[Layout records]
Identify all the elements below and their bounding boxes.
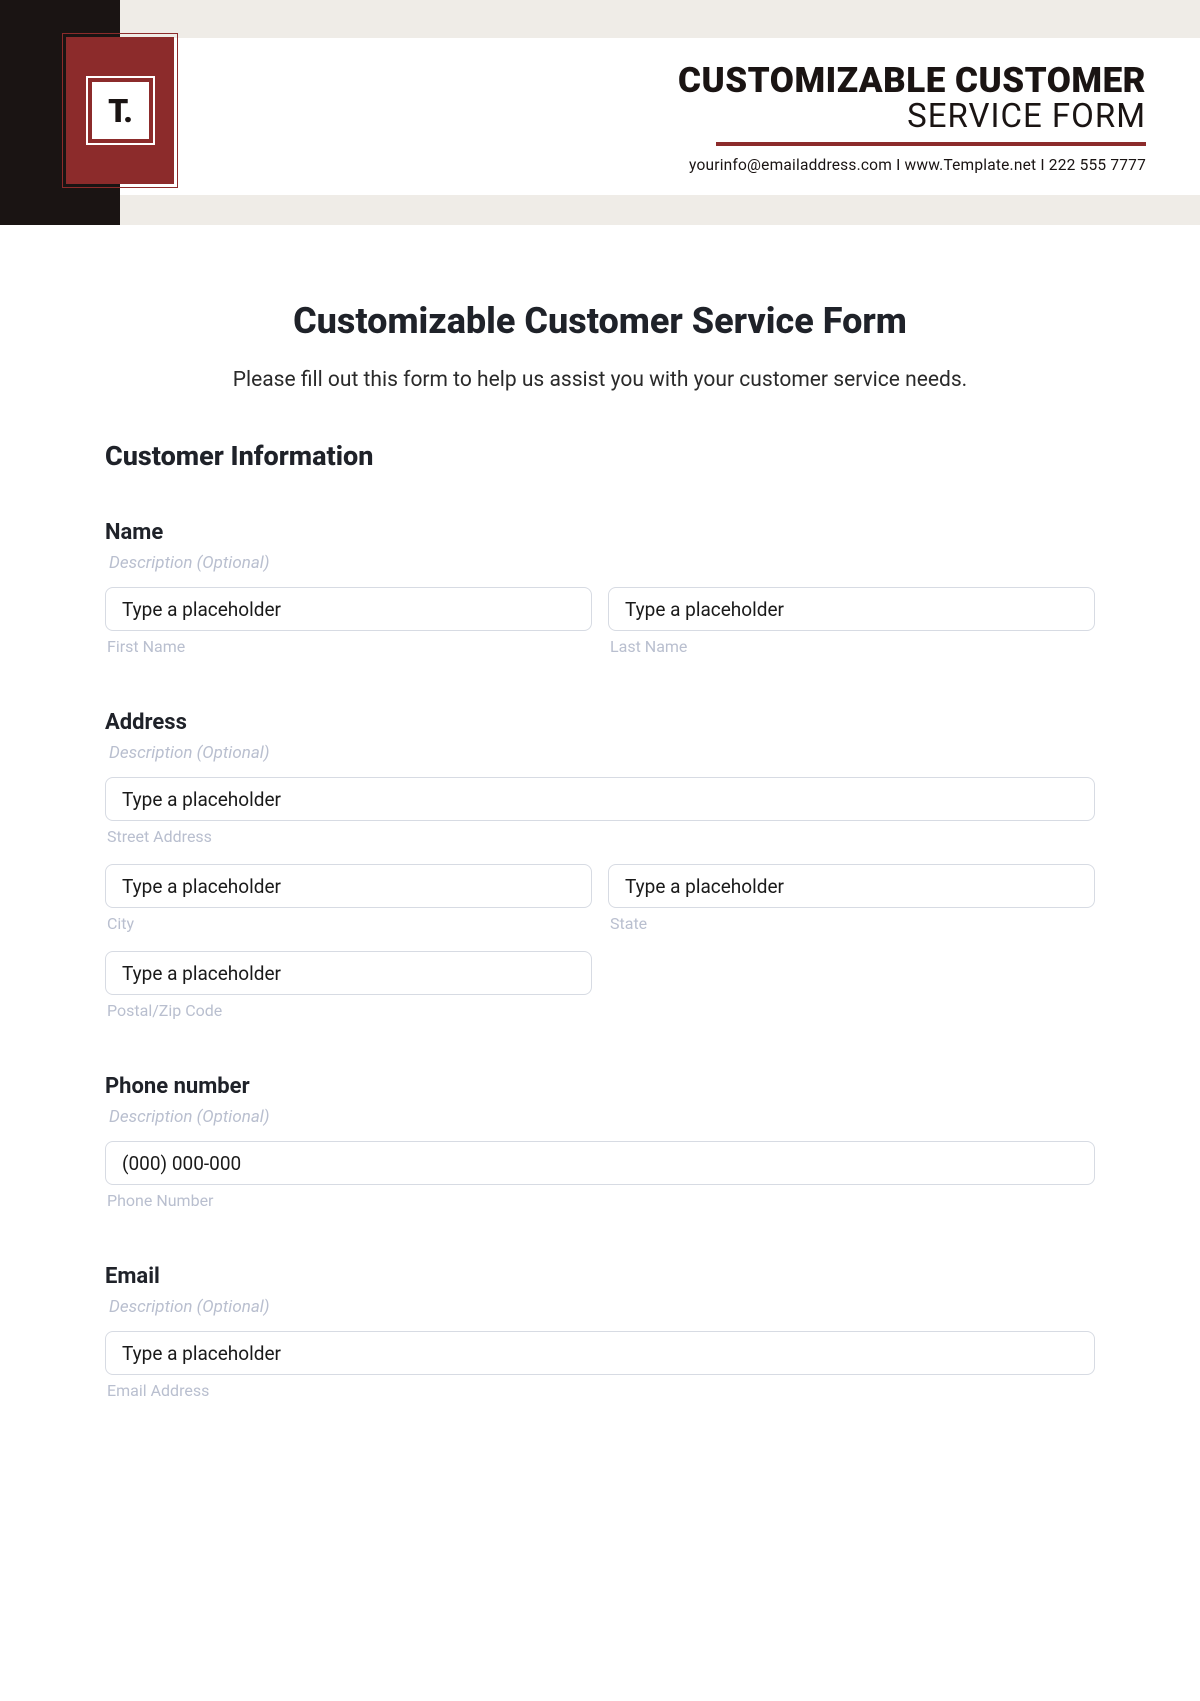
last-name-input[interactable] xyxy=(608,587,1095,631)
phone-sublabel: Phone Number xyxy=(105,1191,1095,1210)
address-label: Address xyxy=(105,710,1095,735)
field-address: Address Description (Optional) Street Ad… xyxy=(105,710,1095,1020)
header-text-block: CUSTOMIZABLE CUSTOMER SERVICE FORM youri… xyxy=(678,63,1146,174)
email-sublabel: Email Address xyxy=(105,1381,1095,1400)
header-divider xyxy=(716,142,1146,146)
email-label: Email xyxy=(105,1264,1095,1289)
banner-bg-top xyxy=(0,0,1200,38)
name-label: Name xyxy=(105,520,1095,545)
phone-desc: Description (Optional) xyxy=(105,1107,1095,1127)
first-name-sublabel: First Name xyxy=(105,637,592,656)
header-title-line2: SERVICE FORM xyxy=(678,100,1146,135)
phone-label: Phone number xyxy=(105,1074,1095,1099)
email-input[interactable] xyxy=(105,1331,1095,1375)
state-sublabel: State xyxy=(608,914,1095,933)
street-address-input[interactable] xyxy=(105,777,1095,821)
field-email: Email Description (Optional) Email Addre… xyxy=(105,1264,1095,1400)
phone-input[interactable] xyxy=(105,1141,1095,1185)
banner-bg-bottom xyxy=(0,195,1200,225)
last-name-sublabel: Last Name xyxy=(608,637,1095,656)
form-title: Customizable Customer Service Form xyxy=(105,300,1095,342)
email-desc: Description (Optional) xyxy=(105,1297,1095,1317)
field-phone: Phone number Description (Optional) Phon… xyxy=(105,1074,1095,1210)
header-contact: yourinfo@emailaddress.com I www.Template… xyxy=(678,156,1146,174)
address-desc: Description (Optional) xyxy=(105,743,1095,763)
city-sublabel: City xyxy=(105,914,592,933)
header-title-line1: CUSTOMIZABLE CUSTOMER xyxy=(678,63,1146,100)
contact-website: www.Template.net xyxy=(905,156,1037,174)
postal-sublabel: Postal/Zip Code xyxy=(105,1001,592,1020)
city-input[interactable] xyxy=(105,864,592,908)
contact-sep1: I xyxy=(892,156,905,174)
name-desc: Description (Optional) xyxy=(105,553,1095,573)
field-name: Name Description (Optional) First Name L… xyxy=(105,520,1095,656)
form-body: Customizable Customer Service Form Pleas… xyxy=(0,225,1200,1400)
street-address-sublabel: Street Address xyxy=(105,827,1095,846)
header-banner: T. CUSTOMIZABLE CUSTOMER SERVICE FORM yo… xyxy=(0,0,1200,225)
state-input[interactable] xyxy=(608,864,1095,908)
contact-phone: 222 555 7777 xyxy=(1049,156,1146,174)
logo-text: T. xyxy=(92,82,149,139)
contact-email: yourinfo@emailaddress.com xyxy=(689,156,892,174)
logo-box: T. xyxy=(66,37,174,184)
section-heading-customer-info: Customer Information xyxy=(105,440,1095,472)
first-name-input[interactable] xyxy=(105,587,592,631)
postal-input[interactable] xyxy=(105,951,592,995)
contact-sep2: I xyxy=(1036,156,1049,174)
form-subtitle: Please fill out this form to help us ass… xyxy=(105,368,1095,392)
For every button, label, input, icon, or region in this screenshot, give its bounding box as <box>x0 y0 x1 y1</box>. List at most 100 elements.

**YOUR INSTRUCTIONS:**
Please reproduce all of the material above line for line, leaving out the pictures.

**RESPONSE:**
Identify all the elements below and their bounding boxes.
last-name-input[interactable] xyxy=(608,587,1095,631)
phone-sublabel: Phone Number xyxy=(105,1191,1095,1210)
address-label: Address xyxy=(105,710,1095,735)
field-address: Address Description (Optional) Street Ad… xyxy=(105,710,1095,1020)
header-text-block: CUSTOMIZABLE CUSTOMER SERVICE FORM youri… xyxy=(678,63,1146,174)
email-sublabel: Email Address xyxy=(105,1381,1095,1400)
header-divider xyxy=(716,142,1146,146)
email-label: Email xyxy=(105,1264,1095,1289)
banner-bg-top xyxy=(0,0,1200,38)
name-label: Name xyxy=(105,520,1095,545)
phone-desc: Description (Optional) xyxy=(105,1107,1095,1127)
first-name-sublabel: First Name xyxy=(105,637,592,656)
header-title-line2: SERVICE FORM xyxy=(678,100,1146,135)
phone-label: Phone number xyxy=(105,1074,1095,1099)
email-input[interactable] xyxy=(105,1331,1095,1375)
state-sublabel: State xyxy=(608,914,1095,933)
street-address-input[interactable] xyxy=(105,777,1095,821)
field-email: Email Description (Optional) Email Addre… xyxy=(105,1264,1095,1400)
phone-input[interactable] xyxy=(105,1141,1095,1185)
banner-bg-bottom xyxy=(0,195,1200,225)
last-name-sublabel: Last Name xyxy=(608,637,1095,656)
form-title: Customizable Customer Service Form xyxy=(105,300,1095,342)
email-desc: Description (Optional) xyxy=(105,1297,1095,1317)
field-phone: Phone number Description (Optional) Phon… xyxy=(105,1074,1095,1210)
header-contact: yourinfo@emailaddress.com I www.Template… xyxy=(678,156,1146,174)
address-desc: Description (Optional) xyxy=(105,743,1095,763)
city-sublabel: City xyxy=(105,914,592,933)
header-title-line1: CUSTOMIZABLE CUSTOMER xyxy=(678,63,1146,100)
contact-website: www.Template.net xyxy=(905,156,1037,174)
postal-sublabel: Postal/Zip Code xyxy=(105,1001,592,1020)
city-input[interactable] xyxy=(105,864,592,908)
contact-sep1: I xyxy=(892,156,905,174)
name-desc: Description (Optional) xyxy=(105,553,1095,573)
field-name: Name Description (Optional) First Name L… xyxy=(105,520,1095,656)
form-body: Customizable Customer Service Form Pleas… xyxy=(0,225,1200,1400)
street-address-sublabel: Street Address xyxy=(105,827,1095,846)
header-banner: T. CUSTOMIZABLE CUSTOMER SERVICE FORM yo… xyxy=(0,0,1200,225)
state-input[interactable] xyxy=(608,864,1095,908)
contact-phone: 222 555 7777 xyxy=(1049,156,1146,174)
logo-text: T. xyxy=(92,82,149,139)
contact-email: yourinfo@emailaddress.com xyxy=(689,156,892,174)
logo-box: T. xyxy=(66,37,174,184)
section-heading-customer-info: Customer Information xyxy=(105,440,1095,472)
first-name-input[interactable] xyxy=(105,587,592,631)
postal-input[interactable] xyxy=(105,951,592,995)
contact-sep2: I xyxy=(1036,156,1049,174)
form-subtitle: Please fill out this form to help us ass… xyxy=(105,368,1095,392)
For every button, label, input, icon, or region in this screenshot, give its bounding box as <box>x0 y0 x1 y1</box>. List at most 100 elements.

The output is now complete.